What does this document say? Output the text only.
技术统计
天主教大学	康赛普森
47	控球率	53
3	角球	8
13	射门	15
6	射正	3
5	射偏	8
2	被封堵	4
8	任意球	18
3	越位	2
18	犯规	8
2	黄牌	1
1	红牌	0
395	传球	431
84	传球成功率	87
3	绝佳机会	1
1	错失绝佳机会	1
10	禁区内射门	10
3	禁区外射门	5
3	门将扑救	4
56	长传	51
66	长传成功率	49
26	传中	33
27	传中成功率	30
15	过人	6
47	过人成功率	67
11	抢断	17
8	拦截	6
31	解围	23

What the task asks: Print the listing above in full, exactly as it is.

Task solution:
What does this document say? Output the text only.
技术统计
天主教大学	康赛普森
47	控球率	53
3	角球	8
13	射门	15
6	射正	3
5	射偏	8
2	被封堵	4
8	任意球	18
3	越位	2
18	犯规	8
2	黄牌	1
1	红牌	0
395	传球	431
84	传球成功率	87
3	绝佳机会	1
1	错失绝佳机会	1
10	禁区内射门	10
3	禁区外射门	5
3	门将扑救	4
56	长传	51
66	长传成功率	49
26	传中	33
27	传中成功率	30
15	过人	6
47	过人成功率	67
11	抢断	17
8	拦截	6
31	解围	23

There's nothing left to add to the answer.